Your objective –
From the listing below, extract every line in which the word "になることが簡単にわかる" appears.

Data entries
|---|
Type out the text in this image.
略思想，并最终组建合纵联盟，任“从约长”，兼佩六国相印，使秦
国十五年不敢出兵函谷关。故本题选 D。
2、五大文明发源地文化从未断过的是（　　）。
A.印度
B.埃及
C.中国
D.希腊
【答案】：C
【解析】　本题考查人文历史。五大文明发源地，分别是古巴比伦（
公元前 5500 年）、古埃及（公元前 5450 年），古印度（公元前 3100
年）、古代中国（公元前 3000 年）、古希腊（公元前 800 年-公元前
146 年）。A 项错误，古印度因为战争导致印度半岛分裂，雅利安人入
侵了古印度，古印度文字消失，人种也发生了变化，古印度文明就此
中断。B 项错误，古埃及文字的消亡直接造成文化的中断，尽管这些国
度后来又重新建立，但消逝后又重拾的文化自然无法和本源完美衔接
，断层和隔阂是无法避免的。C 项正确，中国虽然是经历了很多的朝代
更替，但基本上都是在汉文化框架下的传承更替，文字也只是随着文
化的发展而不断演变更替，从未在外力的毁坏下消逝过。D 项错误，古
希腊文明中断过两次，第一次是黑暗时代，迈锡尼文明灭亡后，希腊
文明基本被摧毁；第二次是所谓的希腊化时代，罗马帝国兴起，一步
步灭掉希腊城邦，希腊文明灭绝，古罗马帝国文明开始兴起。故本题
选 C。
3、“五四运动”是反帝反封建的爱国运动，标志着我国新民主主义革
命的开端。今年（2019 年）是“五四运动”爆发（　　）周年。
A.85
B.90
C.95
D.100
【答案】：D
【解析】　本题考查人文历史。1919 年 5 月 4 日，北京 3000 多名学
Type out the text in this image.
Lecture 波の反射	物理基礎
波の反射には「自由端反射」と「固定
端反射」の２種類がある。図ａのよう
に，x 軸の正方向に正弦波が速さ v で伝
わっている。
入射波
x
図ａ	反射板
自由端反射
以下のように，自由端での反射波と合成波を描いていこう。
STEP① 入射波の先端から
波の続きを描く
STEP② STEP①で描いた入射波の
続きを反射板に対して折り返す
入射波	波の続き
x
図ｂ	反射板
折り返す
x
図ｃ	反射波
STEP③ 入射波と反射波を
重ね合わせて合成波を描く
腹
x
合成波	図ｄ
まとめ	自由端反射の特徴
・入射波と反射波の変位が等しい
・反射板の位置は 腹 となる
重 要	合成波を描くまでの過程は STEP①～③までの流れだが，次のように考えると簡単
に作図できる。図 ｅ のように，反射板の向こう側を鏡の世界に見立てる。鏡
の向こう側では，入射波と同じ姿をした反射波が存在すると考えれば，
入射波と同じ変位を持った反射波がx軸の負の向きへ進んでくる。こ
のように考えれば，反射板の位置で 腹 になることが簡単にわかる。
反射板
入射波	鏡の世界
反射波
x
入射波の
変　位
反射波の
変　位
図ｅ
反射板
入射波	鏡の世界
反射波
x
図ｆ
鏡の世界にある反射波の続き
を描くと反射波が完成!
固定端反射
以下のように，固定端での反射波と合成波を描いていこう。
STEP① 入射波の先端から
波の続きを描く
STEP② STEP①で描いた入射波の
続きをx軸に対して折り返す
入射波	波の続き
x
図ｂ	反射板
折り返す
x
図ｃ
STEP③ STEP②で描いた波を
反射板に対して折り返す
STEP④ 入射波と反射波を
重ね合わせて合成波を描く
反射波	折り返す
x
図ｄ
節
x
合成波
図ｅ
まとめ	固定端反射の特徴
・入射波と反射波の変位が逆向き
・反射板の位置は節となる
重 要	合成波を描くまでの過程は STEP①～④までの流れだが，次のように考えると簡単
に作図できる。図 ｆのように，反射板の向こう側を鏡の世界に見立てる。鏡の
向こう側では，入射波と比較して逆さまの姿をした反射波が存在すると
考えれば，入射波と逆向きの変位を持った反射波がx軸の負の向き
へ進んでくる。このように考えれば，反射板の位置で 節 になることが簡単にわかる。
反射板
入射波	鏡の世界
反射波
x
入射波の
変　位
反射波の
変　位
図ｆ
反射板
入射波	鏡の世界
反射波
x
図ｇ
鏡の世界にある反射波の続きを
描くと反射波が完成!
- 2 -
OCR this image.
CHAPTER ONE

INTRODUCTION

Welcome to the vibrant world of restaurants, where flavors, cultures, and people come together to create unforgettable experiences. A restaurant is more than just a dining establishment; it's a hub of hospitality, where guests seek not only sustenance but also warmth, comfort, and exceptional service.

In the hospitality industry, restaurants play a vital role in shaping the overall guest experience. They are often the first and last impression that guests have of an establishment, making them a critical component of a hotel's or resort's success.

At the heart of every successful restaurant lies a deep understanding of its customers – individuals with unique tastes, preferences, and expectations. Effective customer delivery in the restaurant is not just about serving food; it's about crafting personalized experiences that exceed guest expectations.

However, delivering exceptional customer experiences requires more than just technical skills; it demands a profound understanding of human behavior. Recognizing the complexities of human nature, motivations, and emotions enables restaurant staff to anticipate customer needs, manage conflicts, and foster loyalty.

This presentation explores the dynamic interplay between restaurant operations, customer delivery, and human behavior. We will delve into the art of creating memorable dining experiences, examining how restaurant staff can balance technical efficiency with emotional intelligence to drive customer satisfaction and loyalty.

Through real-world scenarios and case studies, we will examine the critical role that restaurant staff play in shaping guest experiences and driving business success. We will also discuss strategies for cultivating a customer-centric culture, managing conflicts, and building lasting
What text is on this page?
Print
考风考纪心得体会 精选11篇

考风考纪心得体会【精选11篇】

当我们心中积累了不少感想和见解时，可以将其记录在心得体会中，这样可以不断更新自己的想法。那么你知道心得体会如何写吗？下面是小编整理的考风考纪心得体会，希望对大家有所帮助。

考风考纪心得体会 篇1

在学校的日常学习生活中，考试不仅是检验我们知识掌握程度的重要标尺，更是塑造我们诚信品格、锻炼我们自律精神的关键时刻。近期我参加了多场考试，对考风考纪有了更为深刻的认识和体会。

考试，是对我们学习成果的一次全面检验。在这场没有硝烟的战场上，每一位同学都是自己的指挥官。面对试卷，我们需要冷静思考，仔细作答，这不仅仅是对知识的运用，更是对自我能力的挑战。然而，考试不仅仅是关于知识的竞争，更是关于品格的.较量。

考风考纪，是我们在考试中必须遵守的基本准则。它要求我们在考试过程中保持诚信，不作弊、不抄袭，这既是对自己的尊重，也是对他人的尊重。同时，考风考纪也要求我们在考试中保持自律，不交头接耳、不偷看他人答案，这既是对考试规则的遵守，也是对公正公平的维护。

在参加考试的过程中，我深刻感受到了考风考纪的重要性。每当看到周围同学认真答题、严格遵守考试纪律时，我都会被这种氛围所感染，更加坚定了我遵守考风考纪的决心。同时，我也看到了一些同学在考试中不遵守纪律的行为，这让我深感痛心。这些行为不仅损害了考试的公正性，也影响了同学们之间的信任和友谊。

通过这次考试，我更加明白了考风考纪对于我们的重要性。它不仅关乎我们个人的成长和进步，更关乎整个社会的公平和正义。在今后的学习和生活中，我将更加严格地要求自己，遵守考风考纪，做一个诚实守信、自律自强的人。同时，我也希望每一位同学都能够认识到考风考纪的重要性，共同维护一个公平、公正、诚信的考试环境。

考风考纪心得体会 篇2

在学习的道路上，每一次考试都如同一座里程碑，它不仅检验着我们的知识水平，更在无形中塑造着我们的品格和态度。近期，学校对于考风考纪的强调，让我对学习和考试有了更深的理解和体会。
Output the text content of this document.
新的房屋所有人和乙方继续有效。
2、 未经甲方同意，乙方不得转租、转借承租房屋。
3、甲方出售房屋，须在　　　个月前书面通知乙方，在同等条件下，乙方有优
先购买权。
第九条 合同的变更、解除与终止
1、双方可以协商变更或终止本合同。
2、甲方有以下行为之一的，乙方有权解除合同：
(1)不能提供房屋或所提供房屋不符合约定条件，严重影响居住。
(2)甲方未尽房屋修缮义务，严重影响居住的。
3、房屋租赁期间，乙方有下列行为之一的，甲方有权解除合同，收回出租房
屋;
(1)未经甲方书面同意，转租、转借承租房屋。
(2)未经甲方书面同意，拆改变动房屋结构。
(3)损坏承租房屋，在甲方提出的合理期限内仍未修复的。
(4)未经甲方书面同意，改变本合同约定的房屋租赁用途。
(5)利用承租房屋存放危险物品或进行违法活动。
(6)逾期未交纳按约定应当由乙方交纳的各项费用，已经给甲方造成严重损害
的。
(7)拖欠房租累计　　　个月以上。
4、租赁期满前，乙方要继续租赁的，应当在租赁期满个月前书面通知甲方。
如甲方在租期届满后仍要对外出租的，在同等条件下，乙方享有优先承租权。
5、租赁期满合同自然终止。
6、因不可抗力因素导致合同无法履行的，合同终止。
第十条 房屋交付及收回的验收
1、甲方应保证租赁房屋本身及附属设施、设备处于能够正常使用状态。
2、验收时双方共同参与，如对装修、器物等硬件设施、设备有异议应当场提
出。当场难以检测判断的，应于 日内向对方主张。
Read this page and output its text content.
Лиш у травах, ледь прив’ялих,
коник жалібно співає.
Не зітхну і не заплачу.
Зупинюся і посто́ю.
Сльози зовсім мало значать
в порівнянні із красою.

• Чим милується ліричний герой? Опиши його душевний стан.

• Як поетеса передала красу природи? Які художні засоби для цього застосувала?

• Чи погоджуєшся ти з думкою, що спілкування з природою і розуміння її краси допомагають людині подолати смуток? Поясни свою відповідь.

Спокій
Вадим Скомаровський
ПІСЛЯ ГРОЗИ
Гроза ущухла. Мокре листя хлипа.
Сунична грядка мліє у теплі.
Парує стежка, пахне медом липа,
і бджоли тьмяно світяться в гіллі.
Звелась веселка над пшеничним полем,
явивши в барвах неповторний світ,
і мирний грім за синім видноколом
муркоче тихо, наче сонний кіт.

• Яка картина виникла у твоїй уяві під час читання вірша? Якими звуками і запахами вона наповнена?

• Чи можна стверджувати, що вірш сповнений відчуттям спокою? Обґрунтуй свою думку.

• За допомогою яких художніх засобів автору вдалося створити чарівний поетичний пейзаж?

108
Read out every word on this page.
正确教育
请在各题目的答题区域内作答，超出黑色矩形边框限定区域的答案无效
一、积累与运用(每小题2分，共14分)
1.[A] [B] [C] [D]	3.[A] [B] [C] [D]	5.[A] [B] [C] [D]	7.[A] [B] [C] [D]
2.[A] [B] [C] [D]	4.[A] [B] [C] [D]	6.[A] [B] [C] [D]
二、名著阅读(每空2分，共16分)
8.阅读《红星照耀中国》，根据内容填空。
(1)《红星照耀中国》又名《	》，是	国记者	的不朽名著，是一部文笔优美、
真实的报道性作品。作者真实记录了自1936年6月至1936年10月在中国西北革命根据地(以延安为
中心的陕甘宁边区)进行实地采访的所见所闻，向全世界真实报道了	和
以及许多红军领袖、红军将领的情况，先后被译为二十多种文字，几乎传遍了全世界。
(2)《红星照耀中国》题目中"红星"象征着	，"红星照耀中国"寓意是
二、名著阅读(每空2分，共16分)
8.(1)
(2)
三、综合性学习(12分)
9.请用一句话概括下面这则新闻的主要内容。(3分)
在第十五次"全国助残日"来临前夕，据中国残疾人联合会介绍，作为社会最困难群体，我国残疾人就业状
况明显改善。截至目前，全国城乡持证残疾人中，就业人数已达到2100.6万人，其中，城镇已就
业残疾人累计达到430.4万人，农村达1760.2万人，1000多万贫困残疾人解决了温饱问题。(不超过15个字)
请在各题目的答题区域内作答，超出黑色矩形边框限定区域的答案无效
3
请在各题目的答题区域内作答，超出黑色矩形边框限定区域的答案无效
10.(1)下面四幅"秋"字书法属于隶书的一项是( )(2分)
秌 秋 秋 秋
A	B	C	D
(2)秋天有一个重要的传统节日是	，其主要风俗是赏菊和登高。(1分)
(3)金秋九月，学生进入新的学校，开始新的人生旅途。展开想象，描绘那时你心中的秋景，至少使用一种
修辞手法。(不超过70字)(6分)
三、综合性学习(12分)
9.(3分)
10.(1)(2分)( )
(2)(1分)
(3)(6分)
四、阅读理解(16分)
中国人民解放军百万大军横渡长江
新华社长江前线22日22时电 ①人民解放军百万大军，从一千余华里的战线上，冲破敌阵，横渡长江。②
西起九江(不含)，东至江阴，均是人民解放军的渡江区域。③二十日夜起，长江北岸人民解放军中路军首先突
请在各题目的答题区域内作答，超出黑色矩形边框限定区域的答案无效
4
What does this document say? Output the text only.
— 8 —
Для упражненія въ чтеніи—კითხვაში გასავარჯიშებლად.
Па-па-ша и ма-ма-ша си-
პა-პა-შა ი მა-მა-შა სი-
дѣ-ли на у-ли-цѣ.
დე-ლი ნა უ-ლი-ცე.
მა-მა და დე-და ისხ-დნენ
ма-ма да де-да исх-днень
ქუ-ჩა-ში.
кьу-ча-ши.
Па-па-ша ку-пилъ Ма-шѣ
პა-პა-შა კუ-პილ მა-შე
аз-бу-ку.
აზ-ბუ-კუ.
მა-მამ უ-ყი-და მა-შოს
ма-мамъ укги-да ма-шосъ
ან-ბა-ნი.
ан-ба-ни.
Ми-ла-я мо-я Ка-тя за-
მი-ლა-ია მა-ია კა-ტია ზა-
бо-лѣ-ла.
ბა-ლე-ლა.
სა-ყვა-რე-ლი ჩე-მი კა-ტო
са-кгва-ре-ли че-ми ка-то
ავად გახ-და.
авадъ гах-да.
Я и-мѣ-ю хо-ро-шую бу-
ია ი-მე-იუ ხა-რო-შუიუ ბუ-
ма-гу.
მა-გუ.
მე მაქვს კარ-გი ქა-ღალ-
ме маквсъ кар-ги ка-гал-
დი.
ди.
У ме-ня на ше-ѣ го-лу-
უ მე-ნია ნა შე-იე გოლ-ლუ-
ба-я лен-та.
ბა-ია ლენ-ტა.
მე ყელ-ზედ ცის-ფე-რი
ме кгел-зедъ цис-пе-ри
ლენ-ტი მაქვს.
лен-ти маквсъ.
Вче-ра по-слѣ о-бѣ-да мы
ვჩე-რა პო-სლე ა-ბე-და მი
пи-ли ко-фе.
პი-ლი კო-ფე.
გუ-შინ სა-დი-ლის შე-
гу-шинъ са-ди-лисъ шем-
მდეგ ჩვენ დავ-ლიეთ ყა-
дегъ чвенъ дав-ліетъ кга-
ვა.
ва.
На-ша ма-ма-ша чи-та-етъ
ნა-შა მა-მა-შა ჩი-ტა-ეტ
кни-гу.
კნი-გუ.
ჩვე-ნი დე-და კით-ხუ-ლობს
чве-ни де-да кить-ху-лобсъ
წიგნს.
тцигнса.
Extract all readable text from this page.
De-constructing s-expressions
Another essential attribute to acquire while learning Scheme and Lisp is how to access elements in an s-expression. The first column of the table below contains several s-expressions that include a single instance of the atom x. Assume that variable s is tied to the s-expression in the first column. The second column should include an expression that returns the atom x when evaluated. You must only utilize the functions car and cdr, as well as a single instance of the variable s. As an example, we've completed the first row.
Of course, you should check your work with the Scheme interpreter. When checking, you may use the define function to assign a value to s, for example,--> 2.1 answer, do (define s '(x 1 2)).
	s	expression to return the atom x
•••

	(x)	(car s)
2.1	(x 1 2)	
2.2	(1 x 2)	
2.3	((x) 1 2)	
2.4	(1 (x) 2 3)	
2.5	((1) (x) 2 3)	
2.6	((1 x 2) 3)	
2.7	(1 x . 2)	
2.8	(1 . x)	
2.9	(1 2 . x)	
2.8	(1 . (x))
|---|
Response to the exercise –
のように考えれば，反射板の位置で 腹 になることが簡単にわかる。
へ進んでくる。このように考えれば，反射板の位置で 節 になることが簡単にわかる。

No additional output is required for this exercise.